# REQUIRED WORK:
Copy each line that has the string "Buyer" somewhere in it.
* Begin EXERCISE INPUTS *
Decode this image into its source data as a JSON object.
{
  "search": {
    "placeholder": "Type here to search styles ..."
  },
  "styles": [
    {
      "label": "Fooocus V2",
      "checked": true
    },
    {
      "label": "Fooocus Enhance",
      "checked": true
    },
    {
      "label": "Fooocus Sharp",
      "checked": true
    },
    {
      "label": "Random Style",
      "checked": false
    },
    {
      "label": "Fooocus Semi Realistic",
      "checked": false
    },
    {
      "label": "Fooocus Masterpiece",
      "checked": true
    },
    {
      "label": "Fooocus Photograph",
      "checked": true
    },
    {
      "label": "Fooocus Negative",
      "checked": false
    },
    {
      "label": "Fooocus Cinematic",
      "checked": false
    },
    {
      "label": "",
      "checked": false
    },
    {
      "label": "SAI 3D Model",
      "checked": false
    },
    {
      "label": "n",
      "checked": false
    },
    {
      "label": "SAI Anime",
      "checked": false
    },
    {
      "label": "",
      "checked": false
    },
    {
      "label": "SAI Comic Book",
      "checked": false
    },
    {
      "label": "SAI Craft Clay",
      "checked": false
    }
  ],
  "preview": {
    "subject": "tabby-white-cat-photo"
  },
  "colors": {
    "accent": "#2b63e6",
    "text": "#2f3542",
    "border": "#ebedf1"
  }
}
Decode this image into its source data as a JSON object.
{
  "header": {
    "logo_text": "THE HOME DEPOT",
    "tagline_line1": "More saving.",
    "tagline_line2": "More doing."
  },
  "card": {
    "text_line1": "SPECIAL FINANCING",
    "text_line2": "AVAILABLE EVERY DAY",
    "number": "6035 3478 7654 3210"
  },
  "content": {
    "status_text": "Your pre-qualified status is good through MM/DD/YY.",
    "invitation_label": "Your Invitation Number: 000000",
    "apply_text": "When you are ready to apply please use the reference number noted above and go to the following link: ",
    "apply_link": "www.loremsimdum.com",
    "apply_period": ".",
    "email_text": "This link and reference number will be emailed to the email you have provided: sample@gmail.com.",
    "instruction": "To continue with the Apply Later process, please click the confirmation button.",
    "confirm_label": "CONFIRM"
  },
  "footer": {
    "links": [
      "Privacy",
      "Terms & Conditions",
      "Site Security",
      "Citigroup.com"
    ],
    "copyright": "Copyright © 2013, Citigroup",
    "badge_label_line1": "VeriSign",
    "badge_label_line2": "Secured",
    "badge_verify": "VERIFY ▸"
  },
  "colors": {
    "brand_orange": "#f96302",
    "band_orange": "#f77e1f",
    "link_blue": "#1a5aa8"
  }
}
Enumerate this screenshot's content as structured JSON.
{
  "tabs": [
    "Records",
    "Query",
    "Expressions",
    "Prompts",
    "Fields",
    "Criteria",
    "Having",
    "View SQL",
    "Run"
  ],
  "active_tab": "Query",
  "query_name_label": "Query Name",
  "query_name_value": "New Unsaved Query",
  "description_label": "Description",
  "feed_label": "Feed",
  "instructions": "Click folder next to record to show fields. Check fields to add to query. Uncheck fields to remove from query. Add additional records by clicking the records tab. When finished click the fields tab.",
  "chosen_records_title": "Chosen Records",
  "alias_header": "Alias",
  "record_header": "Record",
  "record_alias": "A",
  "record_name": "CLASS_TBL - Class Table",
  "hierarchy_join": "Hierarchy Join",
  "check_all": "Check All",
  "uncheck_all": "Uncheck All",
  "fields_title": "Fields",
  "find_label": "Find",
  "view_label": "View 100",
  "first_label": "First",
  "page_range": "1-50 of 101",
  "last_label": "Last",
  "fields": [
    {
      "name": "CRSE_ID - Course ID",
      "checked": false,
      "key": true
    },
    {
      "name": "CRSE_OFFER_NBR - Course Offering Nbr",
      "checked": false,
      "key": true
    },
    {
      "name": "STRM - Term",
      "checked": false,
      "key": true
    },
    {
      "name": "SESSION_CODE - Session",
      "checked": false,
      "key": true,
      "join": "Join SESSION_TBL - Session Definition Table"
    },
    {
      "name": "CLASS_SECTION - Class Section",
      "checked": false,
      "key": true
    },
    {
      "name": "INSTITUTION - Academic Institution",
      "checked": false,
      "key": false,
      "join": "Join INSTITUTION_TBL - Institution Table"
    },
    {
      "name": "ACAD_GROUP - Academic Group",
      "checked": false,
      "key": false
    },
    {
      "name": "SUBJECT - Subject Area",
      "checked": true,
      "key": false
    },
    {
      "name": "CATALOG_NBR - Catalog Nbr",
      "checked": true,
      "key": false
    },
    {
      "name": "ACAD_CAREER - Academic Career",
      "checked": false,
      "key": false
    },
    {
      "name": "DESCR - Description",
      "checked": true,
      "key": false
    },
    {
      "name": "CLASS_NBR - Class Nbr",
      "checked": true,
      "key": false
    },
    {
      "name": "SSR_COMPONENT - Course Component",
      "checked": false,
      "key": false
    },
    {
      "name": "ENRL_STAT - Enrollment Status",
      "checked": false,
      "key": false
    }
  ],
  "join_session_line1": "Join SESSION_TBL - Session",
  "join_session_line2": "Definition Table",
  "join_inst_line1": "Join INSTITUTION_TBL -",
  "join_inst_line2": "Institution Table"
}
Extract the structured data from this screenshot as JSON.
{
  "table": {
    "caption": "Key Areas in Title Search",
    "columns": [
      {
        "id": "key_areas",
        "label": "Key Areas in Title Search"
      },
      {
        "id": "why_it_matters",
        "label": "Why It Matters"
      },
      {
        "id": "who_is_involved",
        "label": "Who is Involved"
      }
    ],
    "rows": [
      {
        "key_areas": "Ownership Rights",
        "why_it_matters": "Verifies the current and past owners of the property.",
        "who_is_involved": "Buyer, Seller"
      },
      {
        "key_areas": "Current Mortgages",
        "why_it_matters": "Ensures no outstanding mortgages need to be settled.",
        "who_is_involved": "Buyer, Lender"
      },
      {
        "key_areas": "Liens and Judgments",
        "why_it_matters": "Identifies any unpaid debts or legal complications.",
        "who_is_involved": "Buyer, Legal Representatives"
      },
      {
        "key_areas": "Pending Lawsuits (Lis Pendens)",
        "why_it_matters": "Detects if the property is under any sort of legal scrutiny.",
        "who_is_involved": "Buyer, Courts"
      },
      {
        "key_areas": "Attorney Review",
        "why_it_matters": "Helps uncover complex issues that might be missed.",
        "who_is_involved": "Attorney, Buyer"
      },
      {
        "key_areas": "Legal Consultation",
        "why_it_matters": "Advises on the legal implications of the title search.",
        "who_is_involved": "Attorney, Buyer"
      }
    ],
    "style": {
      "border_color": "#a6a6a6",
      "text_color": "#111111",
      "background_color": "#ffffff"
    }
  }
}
* End EXERCISE INPUTS *
# EXERCISE OUTPUT:
        "who_is_involved": "Buyer, Seller"
        "who_is_involved": "Buyer, Lender"
        "who_is_involved": "Buyer, Legal Representatives"
        "who_is_involved": "Buyer, Courts"
        "who_is_involved": "Attorney, Buyer"
        "who_is_involved": "Attorney, Buyer"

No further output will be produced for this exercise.